WHAT YOU ARE ASKED TO DO:
Copy out every record precisely.

MATERIAL FOR THIS TASK:

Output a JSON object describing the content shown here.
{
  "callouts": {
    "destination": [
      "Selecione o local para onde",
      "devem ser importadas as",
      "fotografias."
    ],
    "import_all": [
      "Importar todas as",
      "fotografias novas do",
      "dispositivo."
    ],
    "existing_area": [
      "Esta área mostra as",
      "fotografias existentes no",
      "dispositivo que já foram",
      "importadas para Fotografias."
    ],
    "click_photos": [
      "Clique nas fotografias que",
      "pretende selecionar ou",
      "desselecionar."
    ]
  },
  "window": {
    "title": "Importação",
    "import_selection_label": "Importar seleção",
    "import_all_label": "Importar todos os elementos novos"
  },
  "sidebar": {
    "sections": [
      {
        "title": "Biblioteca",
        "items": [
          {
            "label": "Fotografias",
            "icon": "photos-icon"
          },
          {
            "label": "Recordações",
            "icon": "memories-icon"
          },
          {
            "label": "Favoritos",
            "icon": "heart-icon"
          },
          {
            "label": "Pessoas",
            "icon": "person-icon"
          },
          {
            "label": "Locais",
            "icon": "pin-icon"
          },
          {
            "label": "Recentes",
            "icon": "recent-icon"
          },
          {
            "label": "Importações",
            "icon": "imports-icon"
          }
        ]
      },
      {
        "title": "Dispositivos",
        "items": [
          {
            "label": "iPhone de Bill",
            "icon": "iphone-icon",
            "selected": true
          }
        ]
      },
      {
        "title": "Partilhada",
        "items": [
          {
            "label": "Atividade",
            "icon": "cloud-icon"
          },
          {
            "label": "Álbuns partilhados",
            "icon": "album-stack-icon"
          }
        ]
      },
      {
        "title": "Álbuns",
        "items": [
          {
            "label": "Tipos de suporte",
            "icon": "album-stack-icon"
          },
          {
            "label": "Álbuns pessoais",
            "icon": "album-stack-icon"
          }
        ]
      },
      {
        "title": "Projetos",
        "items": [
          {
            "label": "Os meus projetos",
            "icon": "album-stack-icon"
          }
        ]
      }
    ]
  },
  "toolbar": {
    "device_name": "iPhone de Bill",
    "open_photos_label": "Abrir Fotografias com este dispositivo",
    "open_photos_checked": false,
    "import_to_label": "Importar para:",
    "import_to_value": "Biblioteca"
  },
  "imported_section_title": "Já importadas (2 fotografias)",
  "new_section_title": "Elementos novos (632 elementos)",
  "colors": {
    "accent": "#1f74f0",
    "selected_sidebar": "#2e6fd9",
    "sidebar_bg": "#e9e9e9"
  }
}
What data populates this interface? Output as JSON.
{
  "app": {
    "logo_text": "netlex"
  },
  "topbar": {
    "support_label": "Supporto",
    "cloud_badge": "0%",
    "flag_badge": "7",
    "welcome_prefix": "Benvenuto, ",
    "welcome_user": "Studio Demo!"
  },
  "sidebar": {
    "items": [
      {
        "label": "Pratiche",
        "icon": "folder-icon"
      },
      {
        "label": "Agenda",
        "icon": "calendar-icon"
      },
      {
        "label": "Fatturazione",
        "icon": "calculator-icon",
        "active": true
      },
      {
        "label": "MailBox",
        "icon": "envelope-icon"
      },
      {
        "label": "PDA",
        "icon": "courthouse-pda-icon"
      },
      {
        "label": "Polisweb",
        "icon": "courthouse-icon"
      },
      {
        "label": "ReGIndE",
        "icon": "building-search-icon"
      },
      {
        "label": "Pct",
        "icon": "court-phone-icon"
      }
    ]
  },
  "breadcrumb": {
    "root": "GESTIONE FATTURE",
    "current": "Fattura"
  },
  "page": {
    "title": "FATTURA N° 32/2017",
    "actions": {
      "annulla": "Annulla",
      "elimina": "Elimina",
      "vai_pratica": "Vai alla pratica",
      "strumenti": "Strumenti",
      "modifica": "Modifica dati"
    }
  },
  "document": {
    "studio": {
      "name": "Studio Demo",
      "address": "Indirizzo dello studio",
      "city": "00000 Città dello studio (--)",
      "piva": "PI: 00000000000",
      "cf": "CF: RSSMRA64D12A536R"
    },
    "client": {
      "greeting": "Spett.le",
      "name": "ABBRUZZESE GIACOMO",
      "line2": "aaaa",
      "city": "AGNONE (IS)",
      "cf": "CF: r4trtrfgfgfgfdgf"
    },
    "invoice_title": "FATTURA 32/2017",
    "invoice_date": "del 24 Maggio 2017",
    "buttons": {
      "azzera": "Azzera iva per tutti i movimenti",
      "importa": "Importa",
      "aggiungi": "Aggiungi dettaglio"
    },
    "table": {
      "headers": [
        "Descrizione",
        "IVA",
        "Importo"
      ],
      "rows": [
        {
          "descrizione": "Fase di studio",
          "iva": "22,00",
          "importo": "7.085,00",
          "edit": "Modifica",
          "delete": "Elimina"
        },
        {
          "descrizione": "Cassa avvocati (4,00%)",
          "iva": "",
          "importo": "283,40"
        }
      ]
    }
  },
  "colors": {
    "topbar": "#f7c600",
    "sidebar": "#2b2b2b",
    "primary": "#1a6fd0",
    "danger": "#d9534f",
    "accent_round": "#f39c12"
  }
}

ANSWER TO THE EXERCISE:
Output a JSON object describing the content shown here.
{
  "callouts": {
    "destination": [
      "Selecione o local para onde",
      "devem ser importadas as",
      "fotografias."
    ],
    "import_all": [
      "Importar todas as",
      "fotografias novas do",
      "dispositivo."
    ],
    "existing_area": [
      "Esta área mostra as",
      "fotografias existentes no",
      "dispositivo que já foram",
      "importadas para Fotografias."
    ],
    "click_photos": [
      "Clique nas fotografias que",
      "pretende selecionar ou",
      "desselecionar."
    ]
  },
  "window": {
    "title": "Importação",
    "import_selection_label": "Importar seleção",
    "import_all_label": "Importar todos os elementos novos"
  },
  "sidebar": {
    "sections": [
      {
        "title": "Biblioteca",
        "items": [
          {
            "label": "Fotografias",
            "icon": "photos-icon"
          },
          {
            "label": "Recordações",
            "icon": "memories-icon"
          },
          {
            "label": "Favoritos",
            "icon": "heart-icon"
          },
          {
            "label": "Pessoas",
            "icon": "person-icon"
          },
          {
            "label": "Locais",
            "icon": "pin-icon"
          },
          {
            "label": "Recentes",
            "icon": "recent-icon"
          },
          {
            "label": "Importações",
            "icon": "imports-icon"
          }
        ]
      },
      {
        "title": "Dispositivos",
        "items": [
          {
            "label": "iPhone de Bill",
            "icon": "iphone-icon",
            "selected": true
          }
        ]
      },
      {
        "title": "Partilhada",
        "items": [
          {
            "label": "Atividade",
            "icon": "cloud-icon"
          },
          {
            "label": "Álbuns partilhados",
            "icon": "album-stack-icon"
          }
        ]
      },
      {
        "title": "Álbuns",
        "items": [
          {
            "label": "Tipos de suporte",
            "icon": "album-stack-icon"
          },
          {
            "label": "Álbuns pessoais",
            "icon": "album-stack-icon"
          }
        ]
      },
      {
        "title": "Projetos",
        "items": [
          {
            "label": "Os meus projetos",
            "icon": "album-stack-icon"
          }
        ]
      }
    ]
  },
  "toolbar": {
    "device_name": "iPhone de Bill",
    "open_photos_label": "Abrir Fotografias com este dispositivo",
    "open_photos_checked": false,
    "import_to_label": "Importar para:",
    "import_to_value": "Biblioteca"
  },
  "imported_section_title": "Já importadas (2 fotografias)",
  "new_section_title": "Elementos novos (632 elementos)",
  "colors": {
    "accent": "#1f74f0",
    "selected_sidebar": "#2e6fd9",
    "sidebar_bg": "#e9e9e9"
  }
}
What data populates this interface? Output as JSON.
{
  "app": {
    "logo_text": "netlex"
  },
  "topbar": {
    "support_label": "Supporto",
    "cloud_badge": "0%",
    "flag_badge": "7",
    "welcome_prefix": "Benvenuto, ",
    "welcome_user": "Studio Demo!"
  },
  "sidebar": {
    "items": [
      {
        "label": "Pratiche",
        "icon": "folder-icon"
      },
      {
        "label": "Agenda",
        "icon": "calendar-icon"
      },
      {
        "label": "Fatturazione",
        "icon": "calculator-icon",
        "active": true
      },
      {
        "label": "MailBox",
        "icon": "envelope-icon"
      },
      {
        "label": "PDA",
        "icon": "courthouse-pda-icon"
      },
      {
        "label": "Polisweb",
        "icon": "courthouse-icon"
      },
      {
        "label": "ReGIndE",
        "icon": "building-search-icon"
      },
      {
        "label": "Pct",
        "icon": "court-phone-icon"
      }
    ]
  },
  "breadcrumb": {
    "root": "GESTIONE FATTURE",
    "current": "Fattura"
  },
  "page": {
    "title": "FATTURA N° 32/2017",
    "actions": {
      "annulla": "Annulla",
      "elimina": "Elimina",
      "vai_pratica": "Vai alla pratica",
      "strumenti": "Strumenti",
      "modifica": "Modifica dati"
    }
  },
  "document": {
    "studio": {
      "name": "Studio Demo",
      "address": "Indirizzo dello studio",
      "city": "00000 Città dello studio (--)",
      "piva": "PI: 00000000000",
      "cf": "CF: RSSMRA64D12A536R"
    },
    "client": {
      "greeting": "Spett.le",
      "name": "ABBRUZZESE GIACOMO",
      "line2": "aaaa",
      "city": "AGNONE (IS)",
      "cf": "CF: r4trtrfgfgfgfdgf"
    },
    "invoice_title": "FATTURA 32/2017",
    "invoice_date": "del 24 Maggio 2017",
    "buttons": {
      "azzera": "Azzera iva per tutti i movimenti",
      "importa": "Importa",
      "aggiungi": "Aggiungi dettaglio"
    },
    "table": {
      "headers": [
        "Descrizione",
        "IVA",
        "Importo"
      ],
      "rows": [
        {
          "descrizione": "Fase di studio",
          "iva": "22,00",
          "importo": "7.085,00",
          "edit": "Modifica",
          "delete": "Elimina"
        },
        {
          "descrizione": "Cassa avvocati (4,00%)",
          "iva": "",
          "importo": "283,40"
        }
      ]
    }
  },
  "colors": {
    "topbar": "#f7c600",
    "sidebar": "#2b2b2b",
    "primary": "#1a6fd0",
    "danger": "#d9534f",
    "accent_round": "#f39c12"
  }
}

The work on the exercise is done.